Stored records:

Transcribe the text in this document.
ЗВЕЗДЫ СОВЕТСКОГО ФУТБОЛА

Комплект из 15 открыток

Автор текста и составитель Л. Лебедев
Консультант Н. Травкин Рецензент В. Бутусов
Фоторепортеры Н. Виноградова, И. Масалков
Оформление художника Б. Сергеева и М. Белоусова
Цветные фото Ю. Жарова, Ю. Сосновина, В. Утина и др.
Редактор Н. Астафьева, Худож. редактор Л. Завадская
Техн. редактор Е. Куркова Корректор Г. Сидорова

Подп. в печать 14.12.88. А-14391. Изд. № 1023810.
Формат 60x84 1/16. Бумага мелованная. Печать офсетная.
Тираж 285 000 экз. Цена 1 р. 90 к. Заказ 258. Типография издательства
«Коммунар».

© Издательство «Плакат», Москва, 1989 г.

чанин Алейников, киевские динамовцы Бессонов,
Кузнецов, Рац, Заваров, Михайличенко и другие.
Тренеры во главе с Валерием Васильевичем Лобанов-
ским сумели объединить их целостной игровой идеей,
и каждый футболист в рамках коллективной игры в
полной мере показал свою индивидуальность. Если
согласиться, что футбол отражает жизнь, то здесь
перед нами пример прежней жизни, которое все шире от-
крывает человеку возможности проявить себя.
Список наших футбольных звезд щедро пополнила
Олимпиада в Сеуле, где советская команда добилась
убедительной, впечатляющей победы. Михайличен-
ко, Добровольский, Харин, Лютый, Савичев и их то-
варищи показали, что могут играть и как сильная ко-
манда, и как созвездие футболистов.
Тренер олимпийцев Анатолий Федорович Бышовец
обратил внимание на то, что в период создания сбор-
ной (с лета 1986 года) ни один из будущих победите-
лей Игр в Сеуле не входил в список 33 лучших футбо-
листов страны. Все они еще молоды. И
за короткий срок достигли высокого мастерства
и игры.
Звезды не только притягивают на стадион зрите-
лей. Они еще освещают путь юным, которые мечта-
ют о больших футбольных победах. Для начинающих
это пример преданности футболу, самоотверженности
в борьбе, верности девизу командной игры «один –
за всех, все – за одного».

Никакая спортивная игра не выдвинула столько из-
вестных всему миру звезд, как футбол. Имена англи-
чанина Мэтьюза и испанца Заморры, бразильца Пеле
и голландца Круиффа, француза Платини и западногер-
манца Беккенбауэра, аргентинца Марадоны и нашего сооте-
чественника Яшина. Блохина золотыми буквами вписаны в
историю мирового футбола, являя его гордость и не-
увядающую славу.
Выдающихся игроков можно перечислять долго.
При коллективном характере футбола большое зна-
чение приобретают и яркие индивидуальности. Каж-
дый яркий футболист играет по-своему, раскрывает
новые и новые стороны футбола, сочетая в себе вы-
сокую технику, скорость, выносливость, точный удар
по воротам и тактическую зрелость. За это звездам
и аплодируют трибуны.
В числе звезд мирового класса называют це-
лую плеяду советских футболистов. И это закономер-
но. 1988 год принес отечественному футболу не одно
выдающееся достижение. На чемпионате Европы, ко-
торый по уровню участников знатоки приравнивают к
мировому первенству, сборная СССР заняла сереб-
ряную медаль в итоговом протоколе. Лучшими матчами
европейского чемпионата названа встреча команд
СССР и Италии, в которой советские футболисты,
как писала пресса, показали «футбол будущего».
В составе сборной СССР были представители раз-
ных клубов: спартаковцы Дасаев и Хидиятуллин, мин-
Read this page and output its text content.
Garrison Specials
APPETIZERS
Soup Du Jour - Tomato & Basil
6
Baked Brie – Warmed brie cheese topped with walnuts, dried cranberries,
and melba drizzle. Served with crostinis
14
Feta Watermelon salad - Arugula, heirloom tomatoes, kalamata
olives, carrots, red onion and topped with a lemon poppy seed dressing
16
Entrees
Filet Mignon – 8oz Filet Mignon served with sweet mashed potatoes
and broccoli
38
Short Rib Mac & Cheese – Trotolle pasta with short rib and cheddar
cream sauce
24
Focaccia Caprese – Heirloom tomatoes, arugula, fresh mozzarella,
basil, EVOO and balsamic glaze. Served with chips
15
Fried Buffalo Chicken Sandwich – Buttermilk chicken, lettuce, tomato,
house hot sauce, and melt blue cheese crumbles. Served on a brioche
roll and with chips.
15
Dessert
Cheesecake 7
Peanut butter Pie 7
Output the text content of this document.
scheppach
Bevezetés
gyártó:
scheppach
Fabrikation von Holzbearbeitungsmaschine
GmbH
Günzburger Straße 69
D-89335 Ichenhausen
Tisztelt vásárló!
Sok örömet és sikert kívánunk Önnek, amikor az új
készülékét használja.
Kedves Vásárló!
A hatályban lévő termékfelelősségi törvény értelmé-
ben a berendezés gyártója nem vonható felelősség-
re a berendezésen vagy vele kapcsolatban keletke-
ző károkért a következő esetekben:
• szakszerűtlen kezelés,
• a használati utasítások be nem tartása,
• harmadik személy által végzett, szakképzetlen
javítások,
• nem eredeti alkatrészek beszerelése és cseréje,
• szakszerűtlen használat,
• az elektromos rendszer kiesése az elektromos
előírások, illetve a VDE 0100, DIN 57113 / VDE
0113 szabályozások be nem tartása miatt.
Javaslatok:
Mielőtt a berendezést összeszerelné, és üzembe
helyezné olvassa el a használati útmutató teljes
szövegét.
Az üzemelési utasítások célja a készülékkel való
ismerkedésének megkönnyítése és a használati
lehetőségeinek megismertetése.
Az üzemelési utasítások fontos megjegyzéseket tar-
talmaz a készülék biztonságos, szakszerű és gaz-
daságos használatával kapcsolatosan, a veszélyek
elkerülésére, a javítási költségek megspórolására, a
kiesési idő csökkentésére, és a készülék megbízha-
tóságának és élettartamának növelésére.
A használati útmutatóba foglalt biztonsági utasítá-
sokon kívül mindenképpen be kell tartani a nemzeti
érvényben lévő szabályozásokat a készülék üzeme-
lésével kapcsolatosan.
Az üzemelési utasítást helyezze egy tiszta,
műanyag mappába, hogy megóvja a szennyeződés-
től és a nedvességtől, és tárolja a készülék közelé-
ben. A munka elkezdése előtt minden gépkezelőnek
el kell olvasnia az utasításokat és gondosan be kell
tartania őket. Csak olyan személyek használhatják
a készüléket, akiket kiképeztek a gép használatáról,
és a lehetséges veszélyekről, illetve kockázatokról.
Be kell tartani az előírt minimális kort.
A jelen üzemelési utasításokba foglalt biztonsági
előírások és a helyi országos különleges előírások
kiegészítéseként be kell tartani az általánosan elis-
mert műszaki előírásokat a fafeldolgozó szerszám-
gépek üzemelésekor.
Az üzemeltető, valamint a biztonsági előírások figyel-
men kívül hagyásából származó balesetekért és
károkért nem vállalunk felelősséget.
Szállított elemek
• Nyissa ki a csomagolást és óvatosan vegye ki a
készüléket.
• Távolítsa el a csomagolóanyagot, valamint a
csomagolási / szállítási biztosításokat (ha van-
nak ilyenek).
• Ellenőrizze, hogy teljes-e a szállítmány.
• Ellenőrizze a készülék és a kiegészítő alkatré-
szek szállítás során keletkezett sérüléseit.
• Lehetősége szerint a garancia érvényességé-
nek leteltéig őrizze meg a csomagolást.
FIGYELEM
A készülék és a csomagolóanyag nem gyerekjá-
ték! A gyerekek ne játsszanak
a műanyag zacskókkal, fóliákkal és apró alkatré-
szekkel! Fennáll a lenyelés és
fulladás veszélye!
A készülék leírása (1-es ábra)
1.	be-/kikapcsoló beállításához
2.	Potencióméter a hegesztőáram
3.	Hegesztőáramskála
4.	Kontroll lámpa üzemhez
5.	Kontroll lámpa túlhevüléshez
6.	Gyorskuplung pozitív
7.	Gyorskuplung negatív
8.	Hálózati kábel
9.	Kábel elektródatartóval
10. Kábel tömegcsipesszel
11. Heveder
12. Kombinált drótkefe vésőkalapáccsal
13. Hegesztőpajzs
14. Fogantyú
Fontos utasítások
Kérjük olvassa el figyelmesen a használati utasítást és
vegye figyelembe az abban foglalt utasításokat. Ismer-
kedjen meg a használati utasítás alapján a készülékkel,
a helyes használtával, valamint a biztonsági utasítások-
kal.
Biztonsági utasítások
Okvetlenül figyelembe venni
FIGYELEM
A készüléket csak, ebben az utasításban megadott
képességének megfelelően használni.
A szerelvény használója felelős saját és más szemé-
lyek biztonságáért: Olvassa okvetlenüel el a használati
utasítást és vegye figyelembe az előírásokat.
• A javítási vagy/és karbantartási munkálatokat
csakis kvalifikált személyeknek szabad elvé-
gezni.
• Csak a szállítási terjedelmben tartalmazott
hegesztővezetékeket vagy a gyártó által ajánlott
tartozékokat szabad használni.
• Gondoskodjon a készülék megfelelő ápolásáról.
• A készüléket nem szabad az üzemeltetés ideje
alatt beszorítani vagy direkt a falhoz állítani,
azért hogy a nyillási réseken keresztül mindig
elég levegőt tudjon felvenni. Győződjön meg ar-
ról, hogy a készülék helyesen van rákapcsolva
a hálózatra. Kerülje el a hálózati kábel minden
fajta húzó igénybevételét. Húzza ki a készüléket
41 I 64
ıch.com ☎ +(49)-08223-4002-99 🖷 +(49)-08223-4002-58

WHAT IS REQUIRED:
Go through the records and gather the lines that hold "СССР".

RESPONSE TO THIS TASK:
мировому первенству, сборная СССР заняла сереб-
СССР и Италии, в которой советские футболисты,
В составе сборной СССР были представители раз-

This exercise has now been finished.